Problem to work on: Identify all lines of the data containing the string "name" and copy them.

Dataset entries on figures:
▬▬▬▬▬▬
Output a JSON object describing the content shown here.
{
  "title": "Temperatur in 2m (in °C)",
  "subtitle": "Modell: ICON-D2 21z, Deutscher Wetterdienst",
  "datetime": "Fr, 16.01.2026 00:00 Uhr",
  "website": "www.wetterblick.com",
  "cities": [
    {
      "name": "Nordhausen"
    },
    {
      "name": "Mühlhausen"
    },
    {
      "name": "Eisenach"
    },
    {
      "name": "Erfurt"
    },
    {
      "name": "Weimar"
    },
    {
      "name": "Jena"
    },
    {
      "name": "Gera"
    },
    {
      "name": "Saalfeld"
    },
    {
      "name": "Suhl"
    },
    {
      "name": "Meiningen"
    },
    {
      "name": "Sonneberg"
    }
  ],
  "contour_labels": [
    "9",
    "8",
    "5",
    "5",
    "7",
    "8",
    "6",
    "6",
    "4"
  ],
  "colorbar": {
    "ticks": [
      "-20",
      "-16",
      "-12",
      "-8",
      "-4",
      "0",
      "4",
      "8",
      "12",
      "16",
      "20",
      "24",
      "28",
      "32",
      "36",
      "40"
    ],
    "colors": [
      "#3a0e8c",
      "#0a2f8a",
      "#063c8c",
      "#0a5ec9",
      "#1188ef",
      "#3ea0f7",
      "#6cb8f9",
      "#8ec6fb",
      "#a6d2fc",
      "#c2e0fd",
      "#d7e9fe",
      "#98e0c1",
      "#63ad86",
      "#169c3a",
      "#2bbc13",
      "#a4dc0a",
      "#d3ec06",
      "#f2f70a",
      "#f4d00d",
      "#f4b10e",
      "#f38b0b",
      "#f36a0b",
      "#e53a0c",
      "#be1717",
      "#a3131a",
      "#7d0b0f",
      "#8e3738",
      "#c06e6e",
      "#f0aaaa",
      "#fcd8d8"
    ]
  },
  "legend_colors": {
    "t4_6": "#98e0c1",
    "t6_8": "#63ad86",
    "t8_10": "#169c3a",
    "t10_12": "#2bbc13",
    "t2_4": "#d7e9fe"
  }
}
▬▬▬▬▬▬
Exercise solution:
      "name": "Nordhausen"
      "name": "Mühlhausen"
      "name": "Eisenach"
      "name": "Erfurt"
      "name": "Weimar"
      "name": "Jena"
      "name": "Gera"
      "name": "Saalfeld"
      "name": "Suhl"
      "name": "Meiningen"
      "name": "Sonneberg"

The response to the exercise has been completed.